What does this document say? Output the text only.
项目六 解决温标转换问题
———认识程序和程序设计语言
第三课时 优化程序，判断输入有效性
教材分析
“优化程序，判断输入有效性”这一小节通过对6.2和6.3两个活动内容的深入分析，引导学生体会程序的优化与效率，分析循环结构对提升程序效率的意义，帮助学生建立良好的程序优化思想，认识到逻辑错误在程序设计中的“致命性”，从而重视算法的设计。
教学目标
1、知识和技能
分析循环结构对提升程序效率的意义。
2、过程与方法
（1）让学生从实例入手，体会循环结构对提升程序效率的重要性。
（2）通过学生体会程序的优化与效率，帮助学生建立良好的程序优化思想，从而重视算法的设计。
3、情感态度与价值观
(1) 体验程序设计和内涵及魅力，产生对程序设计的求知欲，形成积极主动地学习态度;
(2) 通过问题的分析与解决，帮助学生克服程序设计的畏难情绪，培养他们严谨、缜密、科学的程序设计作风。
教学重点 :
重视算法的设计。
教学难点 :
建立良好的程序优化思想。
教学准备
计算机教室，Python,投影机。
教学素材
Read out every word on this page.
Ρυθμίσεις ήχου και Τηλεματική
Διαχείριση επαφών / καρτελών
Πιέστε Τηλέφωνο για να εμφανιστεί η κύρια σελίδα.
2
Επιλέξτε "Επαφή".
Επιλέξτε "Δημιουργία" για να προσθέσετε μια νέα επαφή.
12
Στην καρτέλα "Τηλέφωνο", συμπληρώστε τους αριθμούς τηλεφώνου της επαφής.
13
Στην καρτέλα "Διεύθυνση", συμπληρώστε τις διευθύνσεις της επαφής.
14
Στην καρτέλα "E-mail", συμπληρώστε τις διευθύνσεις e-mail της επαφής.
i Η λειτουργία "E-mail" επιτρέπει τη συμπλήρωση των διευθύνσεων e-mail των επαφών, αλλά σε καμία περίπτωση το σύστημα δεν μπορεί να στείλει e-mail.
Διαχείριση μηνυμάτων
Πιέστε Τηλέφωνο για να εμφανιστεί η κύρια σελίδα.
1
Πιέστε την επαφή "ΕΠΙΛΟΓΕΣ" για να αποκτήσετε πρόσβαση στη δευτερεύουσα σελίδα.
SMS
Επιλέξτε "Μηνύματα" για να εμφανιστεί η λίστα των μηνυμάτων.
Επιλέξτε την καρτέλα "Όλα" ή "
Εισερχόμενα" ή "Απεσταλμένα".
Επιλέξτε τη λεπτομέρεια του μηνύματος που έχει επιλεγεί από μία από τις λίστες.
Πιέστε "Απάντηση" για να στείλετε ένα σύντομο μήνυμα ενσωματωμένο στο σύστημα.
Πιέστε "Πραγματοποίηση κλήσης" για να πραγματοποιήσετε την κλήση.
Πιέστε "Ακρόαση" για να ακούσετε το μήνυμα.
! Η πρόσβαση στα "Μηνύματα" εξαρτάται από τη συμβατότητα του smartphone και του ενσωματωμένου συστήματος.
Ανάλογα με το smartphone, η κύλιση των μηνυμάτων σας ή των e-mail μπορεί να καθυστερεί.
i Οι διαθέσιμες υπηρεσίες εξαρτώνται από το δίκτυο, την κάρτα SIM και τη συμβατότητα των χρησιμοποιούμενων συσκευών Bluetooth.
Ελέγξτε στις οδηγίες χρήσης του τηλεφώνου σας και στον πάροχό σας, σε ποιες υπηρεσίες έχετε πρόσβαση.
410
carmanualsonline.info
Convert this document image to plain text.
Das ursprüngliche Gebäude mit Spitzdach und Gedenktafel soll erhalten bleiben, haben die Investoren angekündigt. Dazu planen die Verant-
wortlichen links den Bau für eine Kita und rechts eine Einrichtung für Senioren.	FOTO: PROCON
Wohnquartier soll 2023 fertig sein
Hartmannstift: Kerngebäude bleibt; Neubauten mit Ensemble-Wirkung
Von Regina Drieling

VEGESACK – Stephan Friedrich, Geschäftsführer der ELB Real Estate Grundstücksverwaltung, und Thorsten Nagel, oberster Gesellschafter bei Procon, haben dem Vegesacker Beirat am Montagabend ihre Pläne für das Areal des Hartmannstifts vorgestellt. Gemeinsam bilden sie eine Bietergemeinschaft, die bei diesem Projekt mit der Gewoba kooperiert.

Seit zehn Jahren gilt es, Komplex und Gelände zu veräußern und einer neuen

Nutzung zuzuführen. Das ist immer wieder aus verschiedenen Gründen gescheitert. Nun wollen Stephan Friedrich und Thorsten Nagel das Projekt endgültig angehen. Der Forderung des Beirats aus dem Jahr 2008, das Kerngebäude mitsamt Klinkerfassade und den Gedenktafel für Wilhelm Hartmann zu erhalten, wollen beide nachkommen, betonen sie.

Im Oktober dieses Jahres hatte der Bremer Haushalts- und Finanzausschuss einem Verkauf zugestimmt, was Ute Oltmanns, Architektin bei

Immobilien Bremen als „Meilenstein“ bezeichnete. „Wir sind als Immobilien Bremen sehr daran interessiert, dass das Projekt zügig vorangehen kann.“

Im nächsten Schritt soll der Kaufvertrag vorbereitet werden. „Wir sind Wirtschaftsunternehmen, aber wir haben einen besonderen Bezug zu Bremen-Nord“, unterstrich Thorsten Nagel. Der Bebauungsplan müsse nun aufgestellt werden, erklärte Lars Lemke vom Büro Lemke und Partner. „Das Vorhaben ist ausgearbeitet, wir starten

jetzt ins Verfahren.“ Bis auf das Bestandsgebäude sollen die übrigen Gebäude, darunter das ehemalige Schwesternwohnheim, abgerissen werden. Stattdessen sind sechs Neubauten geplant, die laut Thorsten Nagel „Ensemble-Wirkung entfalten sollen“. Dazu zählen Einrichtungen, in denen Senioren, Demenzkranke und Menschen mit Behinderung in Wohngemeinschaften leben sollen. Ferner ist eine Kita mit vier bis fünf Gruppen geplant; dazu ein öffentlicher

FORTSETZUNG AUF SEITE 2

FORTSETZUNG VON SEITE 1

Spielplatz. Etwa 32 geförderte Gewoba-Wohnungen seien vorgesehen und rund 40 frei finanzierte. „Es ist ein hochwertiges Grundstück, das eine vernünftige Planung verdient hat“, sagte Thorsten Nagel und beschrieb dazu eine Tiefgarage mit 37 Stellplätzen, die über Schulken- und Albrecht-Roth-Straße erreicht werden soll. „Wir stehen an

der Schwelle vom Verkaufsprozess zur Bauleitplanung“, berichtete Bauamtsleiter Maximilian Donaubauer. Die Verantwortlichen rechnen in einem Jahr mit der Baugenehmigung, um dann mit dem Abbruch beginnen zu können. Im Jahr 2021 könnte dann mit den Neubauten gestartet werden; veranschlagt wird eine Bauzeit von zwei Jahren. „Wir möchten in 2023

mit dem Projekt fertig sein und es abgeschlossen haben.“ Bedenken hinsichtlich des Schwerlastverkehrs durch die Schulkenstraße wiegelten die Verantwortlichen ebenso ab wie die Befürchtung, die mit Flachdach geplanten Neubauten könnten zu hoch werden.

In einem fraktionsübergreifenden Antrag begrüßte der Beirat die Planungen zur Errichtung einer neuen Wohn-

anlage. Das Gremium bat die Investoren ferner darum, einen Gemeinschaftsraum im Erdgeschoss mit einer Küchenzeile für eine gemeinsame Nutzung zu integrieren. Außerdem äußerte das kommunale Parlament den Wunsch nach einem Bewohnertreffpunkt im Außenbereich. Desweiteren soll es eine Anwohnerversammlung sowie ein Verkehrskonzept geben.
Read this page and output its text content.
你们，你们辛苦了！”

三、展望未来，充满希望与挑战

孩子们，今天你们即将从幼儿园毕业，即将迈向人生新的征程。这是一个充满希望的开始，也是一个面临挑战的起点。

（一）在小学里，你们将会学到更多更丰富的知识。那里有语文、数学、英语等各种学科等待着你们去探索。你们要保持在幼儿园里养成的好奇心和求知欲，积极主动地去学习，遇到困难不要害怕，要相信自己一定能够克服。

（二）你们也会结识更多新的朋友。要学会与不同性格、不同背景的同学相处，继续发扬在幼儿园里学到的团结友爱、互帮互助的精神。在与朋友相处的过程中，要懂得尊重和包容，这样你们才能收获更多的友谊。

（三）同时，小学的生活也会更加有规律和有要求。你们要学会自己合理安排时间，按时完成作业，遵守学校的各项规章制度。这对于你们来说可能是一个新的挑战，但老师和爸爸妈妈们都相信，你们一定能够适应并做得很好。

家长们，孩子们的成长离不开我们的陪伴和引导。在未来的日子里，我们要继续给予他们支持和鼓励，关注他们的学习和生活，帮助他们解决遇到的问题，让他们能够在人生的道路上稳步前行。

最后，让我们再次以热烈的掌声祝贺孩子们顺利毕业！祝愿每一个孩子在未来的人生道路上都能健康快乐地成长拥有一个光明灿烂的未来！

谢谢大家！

********************

**Brief**
Copy all lines from the listing that contain "Μηνύματα".

**Response to the task**
Επιλέξτε "Μηνύματα" για να εμφανιστεί η λίστα των μηνυμάτων.
! Η πρόσβαση στα "Μηνύματα" εξαρτάται από τη συμβατότητα του smartphone και του ενσωματωμένου συστήματος.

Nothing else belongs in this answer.